- _Task_: List every line in the entries that contains the word "Difficulty".
— start of Material —
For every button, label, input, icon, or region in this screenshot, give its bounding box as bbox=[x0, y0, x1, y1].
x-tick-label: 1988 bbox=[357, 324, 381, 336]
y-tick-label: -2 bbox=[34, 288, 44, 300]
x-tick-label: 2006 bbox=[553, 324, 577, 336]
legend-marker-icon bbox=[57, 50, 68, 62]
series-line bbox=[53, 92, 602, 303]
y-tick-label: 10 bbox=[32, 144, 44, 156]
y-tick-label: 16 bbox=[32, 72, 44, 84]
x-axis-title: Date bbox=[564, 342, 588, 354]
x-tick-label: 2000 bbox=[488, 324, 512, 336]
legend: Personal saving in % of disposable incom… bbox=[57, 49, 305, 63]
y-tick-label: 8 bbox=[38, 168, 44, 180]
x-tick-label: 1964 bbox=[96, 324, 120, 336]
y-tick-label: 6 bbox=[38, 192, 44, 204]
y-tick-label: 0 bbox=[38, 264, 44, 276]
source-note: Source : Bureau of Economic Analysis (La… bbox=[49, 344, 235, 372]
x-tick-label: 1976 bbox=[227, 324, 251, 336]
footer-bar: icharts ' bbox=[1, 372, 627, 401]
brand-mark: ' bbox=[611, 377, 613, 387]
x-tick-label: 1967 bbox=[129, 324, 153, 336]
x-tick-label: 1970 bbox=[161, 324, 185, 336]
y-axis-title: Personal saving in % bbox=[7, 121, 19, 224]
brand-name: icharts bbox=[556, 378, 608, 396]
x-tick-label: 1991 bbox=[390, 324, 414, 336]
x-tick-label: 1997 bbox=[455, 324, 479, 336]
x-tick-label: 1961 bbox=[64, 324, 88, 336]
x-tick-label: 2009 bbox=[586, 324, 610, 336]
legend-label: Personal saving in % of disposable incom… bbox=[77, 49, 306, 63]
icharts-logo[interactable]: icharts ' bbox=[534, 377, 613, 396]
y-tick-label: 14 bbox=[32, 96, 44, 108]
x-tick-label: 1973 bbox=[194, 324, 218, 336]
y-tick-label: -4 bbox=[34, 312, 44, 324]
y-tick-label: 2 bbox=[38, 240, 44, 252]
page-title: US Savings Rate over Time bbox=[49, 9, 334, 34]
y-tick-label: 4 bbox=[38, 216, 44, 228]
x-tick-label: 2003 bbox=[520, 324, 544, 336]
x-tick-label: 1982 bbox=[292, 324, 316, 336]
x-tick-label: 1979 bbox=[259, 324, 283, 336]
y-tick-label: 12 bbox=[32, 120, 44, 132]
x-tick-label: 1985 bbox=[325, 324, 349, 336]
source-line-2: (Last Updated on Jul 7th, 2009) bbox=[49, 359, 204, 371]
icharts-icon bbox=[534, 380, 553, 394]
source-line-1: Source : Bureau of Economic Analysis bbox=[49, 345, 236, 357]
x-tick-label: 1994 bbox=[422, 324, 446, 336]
— end of Material —
— start of Material —
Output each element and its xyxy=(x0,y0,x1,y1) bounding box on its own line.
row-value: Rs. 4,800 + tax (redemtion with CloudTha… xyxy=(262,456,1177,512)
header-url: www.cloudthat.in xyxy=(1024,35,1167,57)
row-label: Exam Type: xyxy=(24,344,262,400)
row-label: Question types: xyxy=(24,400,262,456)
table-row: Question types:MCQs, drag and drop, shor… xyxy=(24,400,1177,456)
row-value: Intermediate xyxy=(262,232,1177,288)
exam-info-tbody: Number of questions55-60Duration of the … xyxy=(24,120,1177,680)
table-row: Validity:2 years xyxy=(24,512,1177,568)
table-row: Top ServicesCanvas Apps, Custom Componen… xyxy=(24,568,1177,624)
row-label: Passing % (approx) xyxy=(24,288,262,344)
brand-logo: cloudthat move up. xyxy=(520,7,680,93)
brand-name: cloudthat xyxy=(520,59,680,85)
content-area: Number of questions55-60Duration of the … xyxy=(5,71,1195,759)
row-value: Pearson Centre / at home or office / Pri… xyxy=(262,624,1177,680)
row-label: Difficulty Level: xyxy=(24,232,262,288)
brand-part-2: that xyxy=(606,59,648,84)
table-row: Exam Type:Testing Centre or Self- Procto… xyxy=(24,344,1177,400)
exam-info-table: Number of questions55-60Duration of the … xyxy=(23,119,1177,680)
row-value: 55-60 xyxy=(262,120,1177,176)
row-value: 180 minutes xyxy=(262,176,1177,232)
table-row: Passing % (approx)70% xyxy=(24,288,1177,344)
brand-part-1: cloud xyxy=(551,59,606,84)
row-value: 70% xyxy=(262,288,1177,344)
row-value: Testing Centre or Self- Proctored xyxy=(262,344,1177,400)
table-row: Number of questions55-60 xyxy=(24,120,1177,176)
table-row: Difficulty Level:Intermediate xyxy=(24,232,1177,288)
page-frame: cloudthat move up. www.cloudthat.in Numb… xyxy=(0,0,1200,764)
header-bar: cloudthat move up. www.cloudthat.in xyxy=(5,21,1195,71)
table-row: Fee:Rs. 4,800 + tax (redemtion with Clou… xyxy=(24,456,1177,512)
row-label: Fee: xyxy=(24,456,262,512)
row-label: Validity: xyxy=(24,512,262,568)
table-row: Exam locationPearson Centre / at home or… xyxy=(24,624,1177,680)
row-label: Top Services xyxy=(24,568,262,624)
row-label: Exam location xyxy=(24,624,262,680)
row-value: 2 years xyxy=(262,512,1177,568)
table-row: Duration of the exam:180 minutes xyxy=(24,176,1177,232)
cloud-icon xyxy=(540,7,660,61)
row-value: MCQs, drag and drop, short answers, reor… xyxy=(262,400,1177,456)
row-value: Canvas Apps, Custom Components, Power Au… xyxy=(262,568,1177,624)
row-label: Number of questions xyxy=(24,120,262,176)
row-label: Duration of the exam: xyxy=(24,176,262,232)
— end of Material —
- _Correct answer_:
row-label: Difficulty Level: xyxy=(24,232,262,288)
table-row: Difficulty Level:Intermediate xyxy=(24,232,1177,288)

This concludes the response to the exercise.